● Material
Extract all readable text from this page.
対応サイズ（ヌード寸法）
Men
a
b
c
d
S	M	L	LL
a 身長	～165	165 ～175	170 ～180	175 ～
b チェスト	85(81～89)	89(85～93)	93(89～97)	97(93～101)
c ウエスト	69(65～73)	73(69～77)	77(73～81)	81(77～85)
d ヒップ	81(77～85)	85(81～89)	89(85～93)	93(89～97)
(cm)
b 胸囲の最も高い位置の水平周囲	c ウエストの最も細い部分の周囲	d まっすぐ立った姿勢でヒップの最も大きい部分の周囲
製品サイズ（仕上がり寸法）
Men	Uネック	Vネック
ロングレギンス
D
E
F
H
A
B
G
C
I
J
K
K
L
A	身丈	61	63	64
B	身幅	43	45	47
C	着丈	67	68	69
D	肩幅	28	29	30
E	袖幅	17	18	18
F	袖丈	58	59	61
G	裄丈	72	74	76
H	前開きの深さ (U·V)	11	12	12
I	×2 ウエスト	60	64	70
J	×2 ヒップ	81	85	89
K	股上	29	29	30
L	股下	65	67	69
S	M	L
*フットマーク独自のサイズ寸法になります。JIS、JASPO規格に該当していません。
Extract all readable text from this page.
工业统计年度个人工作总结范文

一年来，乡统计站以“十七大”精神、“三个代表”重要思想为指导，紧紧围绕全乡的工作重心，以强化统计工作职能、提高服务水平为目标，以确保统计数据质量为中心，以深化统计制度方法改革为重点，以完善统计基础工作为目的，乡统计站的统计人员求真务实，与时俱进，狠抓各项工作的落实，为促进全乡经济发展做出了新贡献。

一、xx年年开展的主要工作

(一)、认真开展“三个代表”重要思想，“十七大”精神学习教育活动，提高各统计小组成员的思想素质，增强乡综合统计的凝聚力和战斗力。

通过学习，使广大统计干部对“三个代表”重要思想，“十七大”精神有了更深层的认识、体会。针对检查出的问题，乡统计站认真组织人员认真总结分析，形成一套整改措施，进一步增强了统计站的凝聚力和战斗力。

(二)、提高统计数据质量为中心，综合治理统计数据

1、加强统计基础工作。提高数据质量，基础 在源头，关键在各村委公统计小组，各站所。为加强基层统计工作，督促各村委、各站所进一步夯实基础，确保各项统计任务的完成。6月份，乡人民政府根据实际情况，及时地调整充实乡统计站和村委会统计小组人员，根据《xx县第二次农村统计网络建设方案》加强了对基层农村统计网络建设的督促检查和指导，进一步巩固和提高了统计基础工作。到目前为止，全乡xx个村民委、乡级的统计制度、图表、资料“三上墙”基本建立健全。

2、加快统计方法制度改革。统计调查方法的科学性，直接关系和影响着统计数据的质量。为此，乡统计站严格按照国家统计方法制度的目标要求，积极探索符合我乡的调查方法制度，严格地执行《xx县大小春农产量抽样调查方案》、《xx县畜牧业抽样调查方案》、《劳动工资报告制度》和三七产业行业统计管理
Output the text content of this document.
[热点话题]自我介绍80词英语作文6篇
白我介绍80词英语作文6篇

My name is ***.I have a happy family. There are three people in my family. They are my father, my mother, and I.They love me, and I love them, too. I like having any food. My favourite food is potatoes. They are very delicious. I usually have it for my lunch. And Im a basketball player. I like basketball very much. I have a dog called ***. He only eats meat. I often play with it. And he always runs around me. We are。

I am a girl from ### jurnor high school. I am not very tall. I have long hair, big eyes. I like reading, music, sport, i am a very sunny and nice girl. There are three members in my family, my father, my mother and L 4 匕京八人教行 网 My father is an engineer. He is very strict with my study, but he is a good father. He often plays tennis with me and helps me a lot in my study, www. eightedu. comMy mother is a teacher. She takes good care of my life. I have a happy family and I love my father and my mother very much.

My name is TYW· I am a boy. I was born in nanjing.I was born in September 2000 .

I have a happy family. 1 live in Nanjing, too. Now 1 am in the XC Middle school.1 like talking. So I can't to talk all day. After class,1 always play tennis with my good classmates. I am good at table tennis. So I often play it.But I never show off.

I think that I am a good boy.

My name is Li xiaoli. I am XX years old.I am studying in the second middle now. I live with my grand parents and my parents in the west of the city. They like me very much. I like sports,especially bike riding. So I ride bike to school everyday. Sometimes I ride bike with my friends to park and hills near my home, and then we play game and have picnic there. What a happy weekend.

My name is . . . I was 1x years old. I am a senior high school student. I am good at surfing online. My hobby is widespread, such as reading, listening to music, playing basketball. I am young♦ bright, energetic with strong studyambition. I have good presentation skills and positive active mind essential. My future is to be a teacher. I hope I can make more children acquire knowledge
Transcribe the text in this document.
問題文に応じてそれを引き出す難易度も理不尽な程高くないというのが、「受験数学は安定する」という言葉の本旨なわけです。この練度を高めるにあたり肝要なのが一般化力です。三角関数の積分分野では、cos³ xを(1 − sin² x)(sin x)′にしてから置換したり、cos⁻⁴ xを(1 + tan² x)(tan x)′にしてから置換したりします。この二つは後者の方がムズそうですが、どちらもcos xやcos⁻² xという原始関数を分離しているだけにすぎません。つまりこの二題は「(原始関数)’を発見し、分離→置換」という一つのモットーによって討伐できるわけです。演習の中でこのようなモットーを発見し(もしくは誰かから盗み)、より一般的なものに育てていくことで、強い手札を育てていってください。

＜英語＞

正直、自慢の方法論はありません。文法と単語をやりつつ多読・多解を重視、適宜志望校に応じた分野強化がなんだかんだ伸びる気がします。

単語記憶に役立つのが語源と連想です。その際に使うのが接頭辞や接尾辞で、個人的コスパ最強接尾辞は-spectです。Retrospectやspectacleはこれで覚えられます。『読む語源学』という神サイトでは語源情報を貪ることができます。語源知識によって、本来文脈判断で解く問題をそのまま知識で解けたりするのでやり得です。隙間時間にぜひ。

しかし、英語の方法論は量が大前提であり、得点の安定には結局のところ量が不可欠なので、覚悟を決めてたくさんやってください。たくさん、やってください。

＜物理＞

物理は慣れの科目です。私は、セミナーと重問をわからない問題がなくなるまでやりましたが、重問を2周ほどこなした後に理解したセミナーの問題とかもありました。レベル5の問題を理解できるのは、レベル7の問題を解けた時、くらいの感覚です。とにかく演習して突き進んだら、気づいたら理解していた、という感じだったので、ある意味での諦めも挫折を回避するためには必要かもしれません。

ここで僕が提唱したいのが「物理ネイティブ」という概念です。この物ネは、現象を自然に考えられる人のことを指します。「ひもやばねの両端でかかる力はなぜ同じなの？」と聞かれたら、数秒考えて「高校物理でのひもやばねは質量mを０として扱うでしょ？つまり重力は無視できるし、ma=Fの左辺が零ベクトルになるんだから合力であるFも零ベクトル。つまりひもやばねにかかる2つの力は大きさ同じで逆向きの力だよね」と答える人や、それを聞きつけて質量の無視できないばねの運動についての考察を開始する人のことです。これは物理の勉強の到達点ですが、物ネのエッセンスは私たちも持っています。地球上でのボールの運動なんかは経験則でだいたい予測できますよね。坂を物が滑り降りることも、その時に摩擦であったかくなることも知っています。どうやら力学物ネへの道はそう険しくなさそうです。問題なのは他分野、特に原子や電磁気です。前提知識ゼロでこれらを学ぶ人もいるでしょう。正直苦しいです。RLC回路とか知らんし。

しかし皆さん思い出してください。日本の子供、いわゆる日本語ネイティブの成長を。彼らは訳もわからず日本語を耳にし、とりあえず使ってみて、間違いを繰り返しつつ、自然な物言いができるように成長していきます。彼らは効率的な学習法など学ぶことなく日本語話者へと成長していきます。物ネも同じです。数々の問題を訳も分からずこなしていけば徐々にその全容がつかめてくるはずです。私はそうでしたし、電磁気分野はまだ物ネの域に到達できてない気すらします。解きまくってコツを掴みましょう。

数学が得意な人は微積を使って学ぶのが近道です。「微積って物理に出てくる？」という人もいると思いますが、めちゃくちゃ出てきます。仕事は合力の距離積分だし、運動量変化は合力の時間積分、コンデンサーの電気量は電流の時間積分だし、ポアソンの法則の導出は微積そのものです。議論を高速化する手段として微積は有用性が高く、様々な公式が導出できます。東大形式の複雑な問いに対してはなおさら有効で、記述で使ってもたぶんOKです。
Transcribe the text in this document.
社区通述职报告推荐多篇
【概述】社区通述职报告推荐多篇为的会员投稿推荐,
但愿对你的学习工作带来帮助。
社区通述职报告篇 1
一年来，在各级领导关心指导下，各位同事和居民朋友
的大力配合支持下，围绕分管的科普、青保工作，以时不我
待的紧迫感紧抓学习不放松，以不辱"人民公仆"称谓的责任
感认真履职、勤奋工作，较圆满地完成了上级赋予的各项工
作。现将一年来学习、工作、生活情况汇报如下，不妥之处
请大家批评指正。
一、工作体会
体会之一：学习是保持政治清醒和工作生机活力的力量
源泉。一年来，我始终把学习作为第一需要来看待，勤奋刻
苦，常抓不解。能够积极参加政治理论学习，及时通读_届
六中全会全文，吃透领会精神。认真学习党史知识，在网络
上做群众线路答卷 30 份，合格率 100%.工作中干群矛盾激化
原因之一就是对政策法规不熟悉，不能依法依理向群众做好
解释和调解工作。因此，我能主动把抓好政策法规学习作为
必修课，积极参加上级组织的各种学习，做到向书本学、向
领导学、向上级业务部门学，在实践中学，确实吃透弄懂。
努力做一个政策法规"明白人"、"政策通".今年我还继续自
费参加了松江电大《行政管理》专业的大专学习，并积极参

● Goal of the exercise
Scan the material above. Extract every line in which the word "always" occurs.

● Full solution
My name is ***.I have a happy family. There are three people in my family. They are my father, my mother, and I.They love me, and I love them, too. I like having any food. My favourite food is potatoes. They are very delicious. I usually have it for my lunch. And Im a basketball player. I like basketball very much. I have a dog called ***. He only eats meat. I often play with it. And he always runs around me. We are。
I have a happy family. 1 live in Nanjing, too. Now 1 am in the XC Middle school.1 like talking. So I can't to talk all day. After class,1 always play tennis with my good classmates. I am good at table tennis. So I often play it.But I never show off.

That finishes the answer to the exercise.